- [Parts of the exercise]:
a – Answer these questions from the essential-oil passage, marking each answer (i), (ii), (iii):
(i) Which collection provided the bacterial strains?
(ii) What major components of cinnamon, marjoram, and thyme EOs were studied?
(iii) For how long was pre-culturing performed?
b – From the essential-oil passage, repeat word for word the part that opens with the words containing "In previous studies, lemon, marjoram, and" and closes with "biofilms was investigated.".

- [Exercise passage]:

§ §

Against this background, there is increasing demand for healthier products and natural food additives. To meet these demands, researchers have started to examine natural preservatives instead of synthetic ones [22]. Plants are a source of a range of substances with antimicrobial properties, which are promising candidates for the development of new anti-infective agents [23]. Among these, essential oils (EOs) from aromatic and medicinal plants have been a focus of attention in recent decades [24,25,26,27]. In addition, the capacity of some EOs to inhibit biofilm formation in mono- and polymicrobial systems has been documented, suggesting their potential utilization as food preservatives and sanitizing agents [28,29,30]. In this context, targeting polymicrobial cultures with EOs might be effective for reducing the growth and activity of food-related pathogens.
In previous studies, lemon, marjoram, and cinnamon EOs showed inhibitory effects against E. coli and P. putida biofilms in mixed-culture systems [31,32]. Here the influence of cinnamon, marjoram, and thyme EOs and their major components, namely, trans-cinnamaldehyde, terpinen-4-ol, and thymol, respectively, on the formation of L. monocytogenes, E. coli, S. aureus, and P. putida mono- and polymicrobial biofilms was investigated.
2. Materials and Methods
2.1. Bacterial Strains
The bacterial strains used in this study were provided by the Szeged Microbiological Collection (SZMC). The Gram-positive L. monocytogenes SZMC 21307 and S. aureus SZMC 110007 and the Gram-negative E. coli SZMC 0582 and P. putida SZMC 291T were used to form mono- and dual-species biofilms.
For pre-culturing and biofilm formation, tryptic soy broth (TSB) containing (in %) peptone from casein 1.7 (Merck; Budapest, Hungary), peptone from soy meal 0.3 (Oxoid; Hampshire, UK), D(+)-glucose 0.25 (VWR; Debrecen, Hungary), NaCl 0.5 (VWR), and K2HPO4 0.25 was used. Pre-culturing was performed for 18–20 h at the optimum temperature for the bacteria to achieve high viable cell counts.

§ §

- [Data supplied]:

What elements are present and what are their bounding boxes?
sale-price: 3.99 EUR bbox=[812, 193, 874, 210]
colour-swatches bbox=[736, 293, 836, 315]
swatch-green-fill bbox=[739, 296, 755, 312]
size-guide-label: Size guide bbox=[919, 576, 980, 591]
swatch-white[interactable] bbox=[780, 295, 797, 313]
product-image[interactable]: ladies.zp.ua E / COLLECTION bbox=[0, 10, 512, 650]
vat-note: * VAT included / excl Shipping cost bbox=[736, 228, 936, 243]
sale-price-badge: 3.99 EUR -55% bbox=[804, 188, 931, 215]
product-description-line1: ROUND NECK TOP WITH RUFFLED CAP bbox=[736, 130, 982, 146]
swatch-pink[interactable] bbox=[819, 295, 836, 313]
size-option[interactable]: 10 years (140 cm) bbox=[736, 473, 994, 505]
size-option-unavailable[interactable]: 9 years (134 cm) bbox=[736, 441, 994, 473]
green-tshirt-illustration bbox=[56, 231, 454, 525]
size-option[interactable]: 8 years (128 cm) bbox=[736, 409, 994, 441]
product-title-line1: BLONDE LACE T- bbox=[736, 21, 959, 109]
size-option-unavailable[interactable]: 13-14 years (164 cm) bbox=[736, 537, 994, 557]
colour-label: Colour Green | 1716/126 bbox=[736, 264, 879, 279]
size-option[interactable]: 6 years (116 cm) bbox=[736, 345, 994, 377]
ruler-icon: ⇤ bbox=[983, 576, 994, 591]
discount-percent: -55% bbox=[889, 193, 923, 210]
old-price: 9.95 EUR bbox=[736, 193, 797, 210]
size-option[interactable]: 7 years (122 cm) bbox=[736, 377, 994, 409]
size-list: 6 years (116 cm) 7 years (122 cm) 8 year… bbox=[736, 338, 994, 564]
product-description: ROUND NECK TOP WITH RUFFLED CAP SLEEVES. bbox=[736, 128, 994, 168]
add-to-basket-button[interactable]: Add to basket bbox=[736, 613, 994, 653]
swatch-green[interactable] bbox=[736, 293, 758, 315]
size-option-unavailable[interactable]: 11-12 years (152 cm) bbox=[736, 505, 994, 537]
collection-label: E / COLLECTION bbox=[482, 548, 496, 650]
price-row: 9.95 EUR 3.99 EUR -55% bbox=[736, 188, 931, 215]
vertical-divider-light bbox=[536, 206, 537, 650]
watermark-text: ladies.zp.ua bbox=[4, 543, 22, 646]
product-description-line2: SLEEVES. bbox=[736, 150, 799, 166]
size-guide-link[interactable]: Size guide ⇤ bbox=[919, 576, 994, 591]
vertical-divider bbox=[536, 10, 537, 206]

§ §

- [Answers below]:
a –
(i) The Szeged Microbiological Collection (SZMC).
(ii) Trans-cinnamaldehyde (cinnamon), terpinen-4-ol (marjoram), and thymol (thyme).
(iii) 18–20 h.

b –
In previous studies, lemon, marjoram, and cinnamon EOs showed inhibitory effects against E. coli and P. putida biofilms in mixed-culture systems [31,32]. Here the influence of cinnamon, marjoram, and thyme EOs and their major components, namely, trans-cinnamaldehyde, terpinen-4-ol, and thymol, respectively, on the formation of L. monocytogenes, E. coli, S. aureus, and P. putida mono- and polymicrobial biofilms was investigated.